- **Task goal**
Produce an exact copy of the lines from the line containing "What does this" through the last line of the listing below, both ends included, and nothing else.

--- begin Records provided ---

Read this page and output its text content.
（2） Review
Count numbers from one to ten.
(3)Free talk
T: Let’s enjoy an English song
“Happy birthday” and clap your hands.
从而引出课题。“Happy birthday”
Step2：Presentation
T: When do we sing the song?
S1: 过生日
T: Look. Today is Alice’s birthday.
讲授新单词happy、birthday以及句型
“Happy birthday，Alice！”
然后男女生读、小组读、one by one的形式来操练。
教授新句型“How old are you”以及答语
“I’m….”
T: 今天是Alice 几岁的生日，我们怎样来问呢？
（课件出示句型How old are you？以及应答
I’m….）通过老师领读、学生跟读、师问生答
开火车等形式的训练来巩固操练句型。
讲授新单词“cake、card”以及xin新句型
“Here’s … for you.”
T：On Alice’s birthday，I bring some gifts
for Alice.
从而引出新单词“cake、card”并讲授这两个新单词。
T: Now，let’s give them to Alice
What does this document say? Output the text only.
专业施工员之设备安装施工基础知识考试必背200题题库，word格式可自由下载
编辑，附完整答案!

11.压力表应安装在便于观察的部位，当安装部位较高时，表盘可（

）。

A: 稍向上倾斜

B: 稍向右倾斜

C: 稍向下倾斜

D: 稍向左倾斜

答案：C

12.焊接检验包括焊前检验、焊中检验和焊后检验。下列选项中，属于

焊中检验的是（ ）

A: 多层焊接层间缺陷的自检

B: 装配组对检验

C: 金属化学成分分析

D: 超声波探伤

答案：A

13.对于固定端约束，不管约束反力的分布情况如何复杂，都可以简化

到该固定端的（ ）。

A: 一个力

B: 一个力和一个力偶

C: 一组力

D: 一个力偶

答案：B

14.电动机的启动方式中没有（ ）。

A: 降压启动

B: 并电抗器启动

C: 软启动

--- end Records provided ---

- **Exercise output**
What does this document say? Output the text only.
专业施工员之设备安装施工基础知识考试必背200题题库，word格式可自由下载
编辑，附完整答案!

11.压力表应安装在便于观察的部位，当安装部位较高时，表盘可（

）。

A: 稍向上倾斜

B: 稍向右倾斜

C: 稍向下倾斜

D: 稍向左倾斜

答案：C

12.焊接检验包括焊前检验、焊中检验和焊后检验。下列选项中，属于

焊中检验的是（ ）

A: 多层焊接层间缺陷的自检

B: 装配组对检验

C: 金属化学成分分析

D: 超声波探伤

答案：A

13.对于固定端约束，不管约束反力的分布情况如何复杂，都可以简化

到该固定端的（ ）。

A: 一个力

B: 一个力和一个力偶

C: 一组力

D: 一个力偶

答案：B

14.电动机的启动方式中没有（ ）。

A: 降压启动

B: 并电抗器启动

C: 软启动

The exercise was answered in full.